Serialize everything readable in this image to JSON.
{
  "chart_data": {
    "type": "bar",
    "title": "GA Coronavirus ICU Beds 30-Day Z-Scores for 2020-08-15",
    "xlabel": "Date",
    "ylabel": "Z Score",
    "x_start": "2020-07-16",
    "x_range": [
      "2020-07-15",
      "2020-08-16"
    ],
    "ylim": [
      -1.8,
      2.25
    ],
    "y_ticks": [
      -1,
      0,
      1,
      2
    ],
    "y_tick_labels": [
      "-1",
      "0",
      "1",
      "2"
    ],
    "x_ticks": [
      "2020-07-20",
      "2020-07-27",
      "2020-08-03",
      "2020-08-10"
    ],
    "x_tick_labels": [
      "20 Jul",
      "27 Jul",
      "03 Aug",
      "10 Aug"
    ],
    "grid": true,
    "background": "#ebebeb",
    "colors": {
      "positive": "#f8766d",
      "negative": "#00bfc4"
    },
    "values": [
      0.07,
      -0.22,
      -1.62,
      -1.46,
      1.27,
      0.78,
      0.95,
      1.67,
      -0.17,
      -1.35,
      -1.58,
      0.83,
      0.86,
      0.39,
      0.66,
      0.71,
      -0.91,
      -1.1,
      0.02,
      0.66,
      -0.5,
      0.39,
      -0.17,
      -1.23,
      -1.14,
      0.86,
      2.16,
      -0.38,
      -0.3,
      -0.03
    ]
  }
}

★ ★ ★ ★ ★

● **YOUR OBJECTIVE**
Copy all the entries verbatim.

● **ANSWER TO THIS EXERCISE**
Serialize everything readable in this image to JSON.
{
  "chart_data": {
    "type": "bar",
    "title": "GA Coronavirus ICU Beds 30-Day Z-Scores for 2020-08-15",
    "xlabel": "Date",
    "ylabel": "Z Score",
    "x_start": "2020-07-16",
    "x_range": [
      "2020-07-15",
      "2020-08-16"
    ],
    "ylim": [
      -1.8,
      2.25
    ],
    "y_ticks": [
      -1,
      0,
      1,
      2
    ],
    "y_tick_labels": [
      "-1",
      "0",
      "1",
      "2"
    ],
    "x_ticks": [
      "2020-07-20",
      "2020-07-27",
      "2020-08-03",
      "2020-08-10"
    ],
    "x_tick_labels": [
      "20 Jul",
      "27 Jul",
      "03 Aug",
      "10 Aug"
    ],
    "grid": true,
    "background": "#ebebeb",
    "colors": {
      "positive": "#f8766d",
      "negative": "#00bfc4"
    },
    "values": [
      0.07,
      -0.22,
      -1.62,
      -1.46,
      1.27,
      0.78,
      0.95,
      1.67,
      -0.17,
      -1.35,
      -1.58,
      0.83,
      0.86,
      0.39,
      0.66,
      0.71,
      -0.91,
      -1.1,
      0.02,
      0.66,
      -0.5,
      0.39,
      -0.17,
      -1.23,
      -1.14,
      0.86,
      2.16,
      -0.38,
      -0.3,
      -0.03
    ]
  }
}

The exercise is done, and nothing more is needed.